>> START DATASET EXTRACT

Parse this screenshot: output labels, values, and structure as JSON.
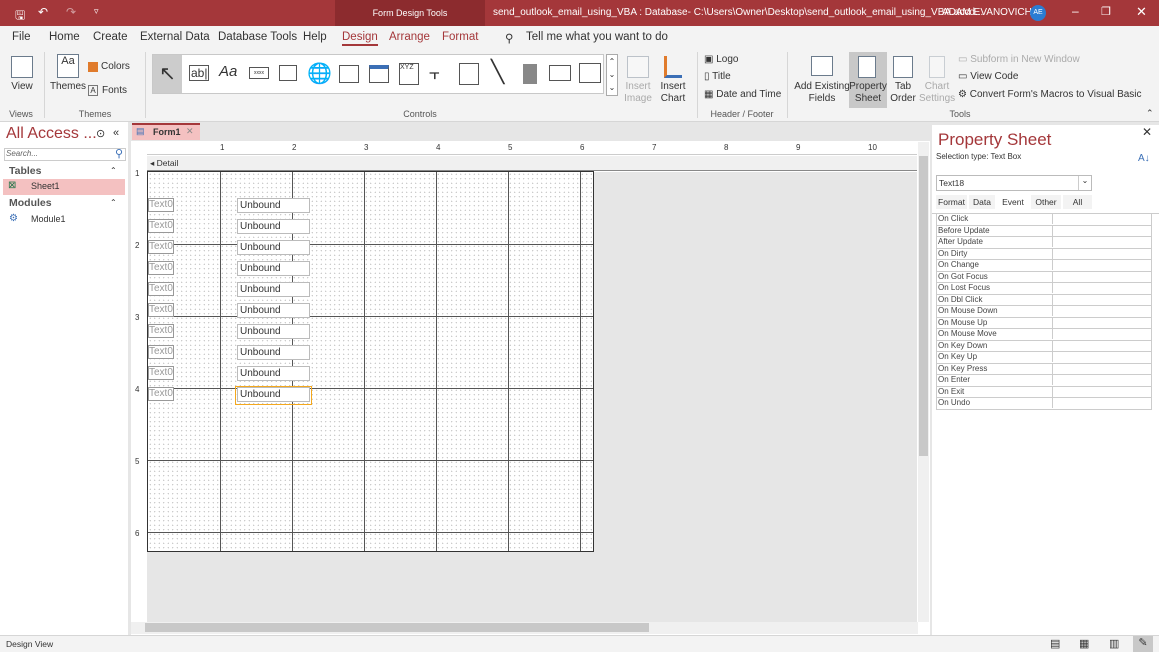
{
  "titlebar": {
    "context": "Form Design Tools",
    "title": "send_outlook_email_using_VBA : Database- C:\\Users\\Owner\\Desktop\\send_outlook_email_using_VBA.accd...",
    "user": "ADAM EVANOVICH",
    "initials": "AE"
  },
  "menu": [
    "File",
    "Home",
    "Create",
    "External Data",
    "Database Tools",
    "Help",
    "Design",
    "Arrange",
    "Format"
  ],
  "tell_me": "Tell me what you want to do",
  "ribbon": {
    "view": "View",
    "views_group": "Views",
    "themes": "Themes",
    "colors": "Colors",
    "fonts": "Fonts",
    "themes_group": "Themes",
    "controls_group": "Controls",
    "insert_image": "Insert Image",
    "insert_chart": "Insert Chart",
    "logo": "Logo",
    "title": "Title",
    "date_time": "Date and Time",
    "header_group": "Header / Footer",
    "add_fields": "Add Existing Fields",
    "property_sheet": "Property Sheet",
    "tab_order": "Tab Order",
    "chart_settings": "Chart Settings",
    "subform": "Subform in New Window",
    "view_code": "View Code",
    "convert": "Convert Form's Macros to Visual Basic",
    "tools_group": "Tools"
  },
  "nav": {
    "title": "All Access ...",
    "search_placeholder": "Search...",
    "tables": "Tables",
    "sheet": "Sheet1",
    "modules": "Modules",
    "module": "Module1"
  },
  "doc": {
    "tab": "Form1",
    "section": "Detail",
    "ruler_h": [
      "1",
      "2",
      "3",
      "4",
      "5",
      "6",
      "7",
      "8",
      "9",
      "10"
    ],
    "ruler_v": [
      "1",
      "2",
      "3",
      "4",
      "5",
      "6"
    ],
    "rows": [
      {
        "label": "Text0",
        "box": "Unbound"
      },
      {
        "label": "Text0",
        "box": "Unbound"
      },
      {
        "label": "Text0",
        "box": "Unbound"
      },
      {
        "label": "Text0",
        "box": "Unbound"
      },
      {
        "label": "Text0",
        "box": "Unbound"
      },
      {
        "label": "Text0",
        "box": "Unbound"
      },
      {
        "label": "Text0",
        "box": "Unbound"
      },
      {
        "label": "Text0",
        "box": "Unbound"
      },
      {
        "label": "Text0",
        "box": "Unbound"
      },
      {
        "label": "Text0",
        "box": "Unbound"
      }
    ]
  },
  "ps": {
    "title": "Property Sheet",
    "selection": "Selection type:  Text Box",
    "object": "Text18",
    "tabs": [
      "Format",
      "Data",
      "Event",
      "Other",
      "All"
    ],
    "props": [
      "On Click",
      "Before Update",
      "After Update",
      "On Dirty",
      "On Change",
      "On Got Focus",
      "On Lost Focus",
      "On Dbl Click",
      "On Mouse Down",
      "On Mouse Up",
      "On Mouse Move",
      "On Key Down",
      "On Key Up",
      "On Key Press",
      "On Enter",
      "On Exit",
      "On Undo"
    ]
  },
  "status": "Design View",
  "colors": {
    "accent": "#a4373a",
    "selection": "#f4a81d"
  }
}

>> END DATASET EXTRACT

### DESCRIPTION OF THE TASK
Identify and list each line with the word "Design".

### RESPONSE BELOW
    "context": "Form Design Tools",
    "Design",
  "status": "Design View",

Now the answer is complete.